**Direction**. Give the number of lines that hold the string "subtitle". Nothing else is needed.

**Records contained in a dataset**.
★ ★ ★ ★ ★

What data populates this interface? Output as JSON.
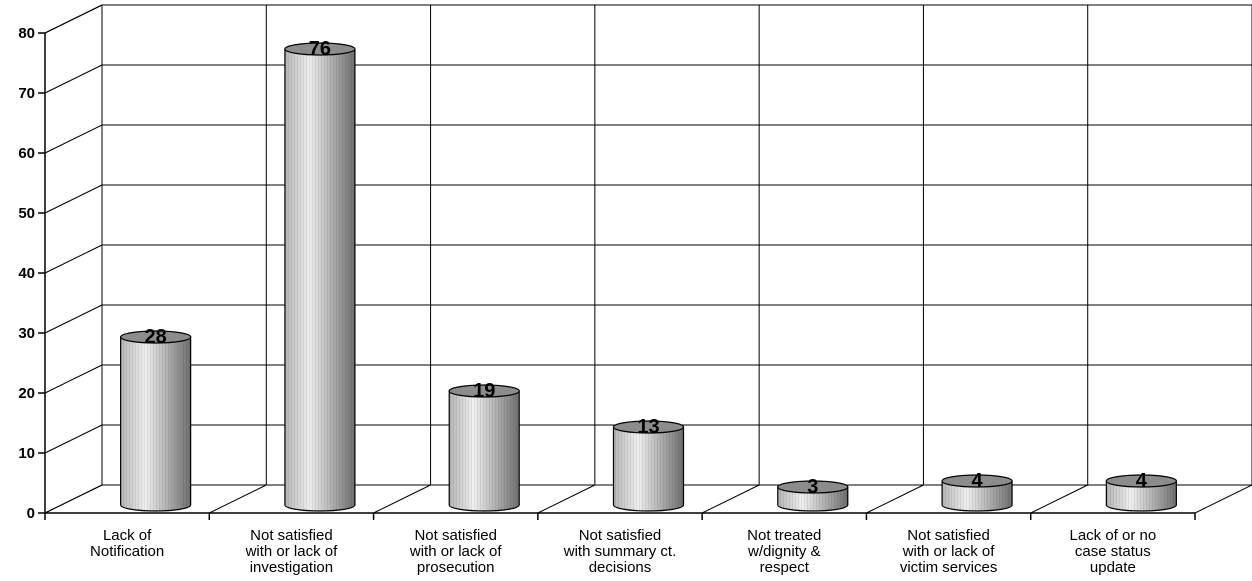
{
  "chart_data": {
    "type": "bar",
    "style": "3d-cylinder",
    "categories": [
      [
        "Lack of",
        "Notification"
      ],
      [
        "Not satisfied",
        "with or lack of",
        "investigation"
      ],
      [
        "Not satisfied",
        "with or lack of",
        "prosecution"
      ],
      [
        "Not satisfied",
        "with summary ct.",
        "decisions"
      ],
      [
        "Not treated",
        "w/dignity &",
        "respect"
      ],
      [
        "Not satisfied",
        "with or lack of",
        "victim services"
      ],
      [
        "Lack of or no",
        "case status",
        "update"
      ]
    ],
    "values": [
      28,
      76,
      19,
      13,
      3,
      4,
      4
    ],
    "data_labels": [
      "28",
      "76",
      "19",
      "13",
      "3",
      "4",
      "4"
    ],
    "yticks": [
      "0",
      "10",
      "20",
      "30",
      "40",
      "50",
      "60",
      "70",
      "80"
    ],
    "ylim": [
      0,
      80
    ],
    "grid": true,
    "legend": "none",
    "colors": {
      "bar_light": "#f0f0f0",
      "bar_mid": "#b4b4b4",
      "bar_dark": "#6e6e6e",
      "bar_top": "#8c8c8c",
      "grid": "#000000"
    }
  }
}
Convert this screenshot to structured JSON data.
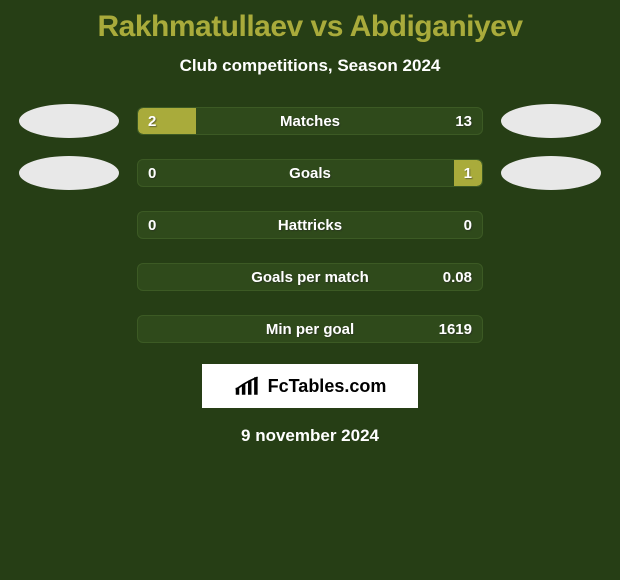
{
  "colors": {
    "background": "#263e15",
    "accent": "#a9ab3b",
    "bar_track": "#2f4a1b",
    "bar_border": "#3c5a24",
    "text_primary": "#ffffff",
    "logo_bg": "#ffffff",
    "logo_text": "#000000"
  },
  "title": "Rakhmatullaev vs Abdiganiyev",
  "subtitle": "Club competitions, Season 2024",
  "logo_text": "FcTables.com",
  "date": "9 november 2024",
  "bars": [
    {
      "label": "Matches",
      "left_value": "2",
      "right_value": "13",
      "left_pct": 17,
      "right_pct": 0,
      "show_avatars": true
    },
    {
      "label": "Goals",
      "left_value": "0",
      "right_value": "1",
      "left_pct": 0,
      "right_pct": 8,
      "show_avatars": true
    },
    {
      "label": "Hattricks",
      "left_value": "0",
      "right_value": "0",
      "left_pct": 0,
      "right_pct": 0,
      "show_avatars": false
    },
    {
      "label": "Goals per match",
      "left_value": "",
      "right_value": "0.08",
      "left_pct": 0,
      "right_pct": 0,
      "show_avatars": false
    },
    {
      "label": "Min per goal",
      "left_value": "",
      "right_value": "1619",
      "left_pct": 0,
      "right_pct": 0,
      "show_avatars": false
    }
  ]
}
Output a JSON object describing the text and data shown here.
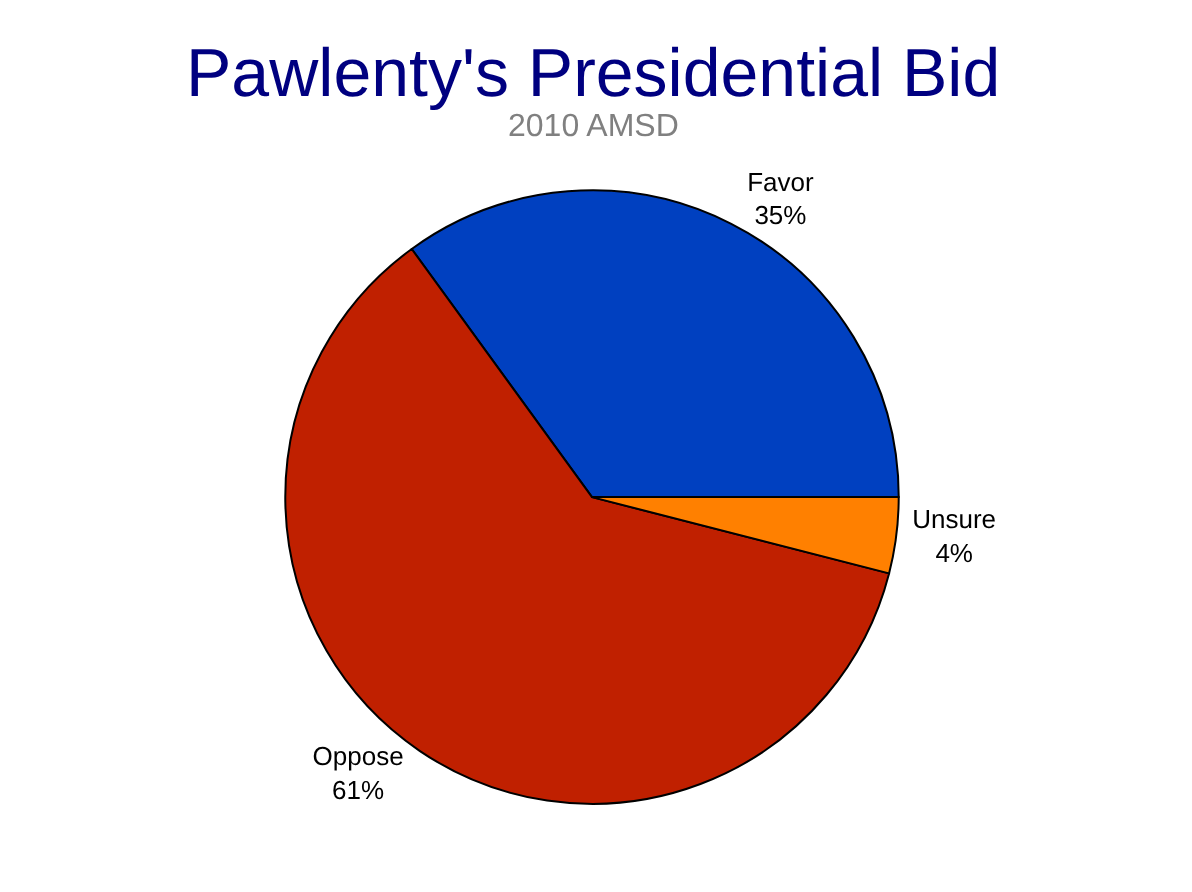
{
  "chart_data": {
    "type": "pie",
    "title": "Pawlenty's Presidential Bid",
    "subtitle": "2010 AMSD",
    "categories": [
      "Favor",
      "Oppose",
      "Unsure"
    ],
    "values": [
      35,
      61,
      4
    ],
    "value_labels": [
      "35%",
      "61%",
      "4%"
    ],
    "colors": [
      "#0040c0",
      "#c02000",
      "#ff8000"
    ],
    "legend": false
  }
}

★ ★ ★ ★ ★

**The answer**. 2